Return every line below in which "Stokes" appears.

(Structured figure records)
───

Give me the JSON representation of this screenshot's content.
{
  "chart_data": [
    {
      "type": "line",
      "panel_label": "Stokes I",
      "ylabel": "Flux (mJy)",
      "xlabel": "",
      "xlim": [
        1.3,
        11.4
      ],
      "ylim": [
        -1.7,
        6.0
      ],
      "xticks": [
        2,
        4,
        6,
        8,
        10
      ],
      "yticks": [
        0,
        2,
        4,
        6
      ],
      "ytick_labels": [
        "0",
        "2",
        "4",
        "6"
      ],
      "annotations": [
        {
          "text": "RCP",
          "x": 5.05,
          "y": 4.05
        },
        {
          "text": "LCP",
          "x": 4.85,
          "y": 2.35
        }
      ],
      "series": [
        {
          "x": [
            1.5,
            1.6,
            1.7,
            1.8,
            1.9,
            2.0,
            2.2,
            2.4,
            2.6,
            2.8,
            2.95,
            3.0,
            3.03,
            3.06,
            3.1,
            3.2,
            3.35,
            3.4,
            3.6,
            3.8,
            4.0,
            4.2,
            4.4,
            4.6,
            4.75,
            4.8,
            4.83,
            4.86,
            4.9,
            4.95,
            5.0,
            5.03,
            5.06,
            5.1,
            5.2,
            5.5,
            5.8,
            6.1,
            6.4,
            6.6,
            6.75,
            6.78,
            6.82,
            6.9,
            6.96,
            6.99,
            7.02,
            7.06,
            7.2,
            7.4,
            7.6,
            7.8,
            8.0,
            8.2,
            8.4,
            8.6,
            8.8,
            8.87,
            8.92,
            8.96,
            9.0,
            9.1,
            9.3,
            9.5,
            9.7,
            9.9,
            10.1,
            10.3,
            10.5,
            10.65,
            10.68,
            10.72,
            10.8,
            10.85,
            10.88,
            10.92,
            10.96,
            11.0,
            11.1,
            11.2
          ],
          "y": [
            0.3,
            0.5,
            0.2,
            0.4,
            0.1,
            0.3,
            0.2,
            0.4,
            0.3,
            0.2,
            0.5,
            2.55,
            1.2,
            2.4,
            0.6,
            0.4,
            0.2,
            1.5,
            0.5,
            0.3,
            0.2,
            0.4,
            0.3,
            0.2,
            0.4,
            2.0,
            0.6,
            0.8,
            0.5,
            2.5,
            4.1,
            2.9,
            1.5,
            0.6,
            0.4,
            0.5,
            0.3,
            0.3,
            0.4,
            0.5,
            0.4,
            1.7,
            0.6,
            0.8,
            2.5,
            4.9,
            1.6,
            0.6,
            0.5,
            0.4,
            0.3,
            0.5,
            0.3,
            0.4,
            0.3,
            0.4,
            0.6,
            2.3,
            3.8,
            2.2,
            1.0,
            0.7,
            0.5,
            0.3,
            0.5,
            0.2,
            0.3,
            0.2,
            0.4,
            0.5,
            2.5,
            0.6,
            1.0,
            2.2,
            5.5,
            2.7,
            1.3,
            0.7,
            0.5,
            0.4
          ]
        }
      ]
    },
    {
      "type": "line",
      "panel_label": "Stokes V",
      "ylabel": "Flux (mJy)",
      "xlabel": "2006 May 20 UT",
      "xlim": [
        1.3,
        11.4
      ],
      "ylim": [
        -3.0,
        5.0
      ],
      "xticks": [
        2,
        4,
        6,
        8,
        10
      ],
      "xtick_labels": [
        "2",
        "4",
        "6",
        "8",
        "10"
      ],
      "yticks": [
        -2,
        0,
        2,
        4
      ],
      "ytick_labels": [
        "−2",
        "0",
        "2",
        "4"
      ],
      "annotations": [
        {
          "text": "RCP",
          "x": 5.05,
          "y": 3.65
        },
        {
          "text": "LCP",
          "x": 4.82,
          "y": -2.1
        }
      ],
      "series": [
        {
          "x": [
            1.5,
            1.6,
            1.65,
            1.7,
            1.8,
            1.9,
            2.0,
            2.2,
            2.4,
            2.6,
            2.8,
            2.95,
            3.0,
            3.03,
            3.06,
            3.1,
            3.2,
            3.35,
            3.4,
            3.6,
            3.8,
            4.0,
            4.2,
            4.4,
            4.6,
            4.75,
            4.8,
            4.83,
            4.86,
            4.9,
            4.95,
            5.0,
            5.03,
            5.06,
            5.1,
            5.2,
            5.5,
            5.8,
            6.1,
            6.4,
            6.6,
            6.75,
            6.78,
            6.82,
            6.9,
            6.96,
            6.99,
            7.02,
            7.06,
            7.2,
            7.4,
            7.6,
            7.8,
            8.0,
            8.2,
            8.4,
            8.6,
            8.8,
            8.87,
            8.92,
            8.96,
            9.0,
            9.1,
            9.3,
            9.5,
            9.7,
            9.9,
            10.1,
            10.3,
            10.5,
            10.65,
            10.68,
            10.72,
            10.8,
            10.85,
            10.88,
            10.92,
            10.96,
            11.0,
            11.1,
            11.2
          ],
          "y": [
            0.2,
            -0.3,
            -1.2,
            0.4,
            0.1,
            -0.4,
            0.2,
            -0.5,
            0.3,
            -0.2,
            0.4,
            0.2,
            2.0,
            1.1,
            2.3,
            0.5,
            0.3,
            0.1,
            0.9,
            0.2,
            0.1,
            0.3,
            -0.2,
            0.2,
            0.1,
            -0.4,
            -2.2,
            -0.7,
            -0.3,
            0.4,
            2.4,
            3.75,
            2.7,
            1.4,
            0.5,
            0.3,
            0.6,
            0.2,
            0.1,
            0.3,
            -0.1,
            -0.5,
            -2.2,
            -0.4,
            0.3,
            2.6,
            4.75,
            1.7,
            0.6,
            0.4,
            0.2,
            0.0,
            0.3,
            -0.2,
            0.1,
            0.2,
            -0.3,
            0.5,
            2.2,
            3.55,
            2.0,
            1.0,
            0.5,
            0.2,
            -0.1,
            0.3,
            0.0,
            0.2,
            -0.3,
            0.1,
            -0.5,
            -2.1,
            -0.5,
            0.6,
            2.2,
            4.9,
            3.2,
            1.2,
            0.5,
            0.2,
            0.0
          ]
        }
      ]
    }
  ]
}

───

**RESULT FOR THIS TASK:**
      "panel_label": "Stokes I",
      "panel_label": "Stokes V",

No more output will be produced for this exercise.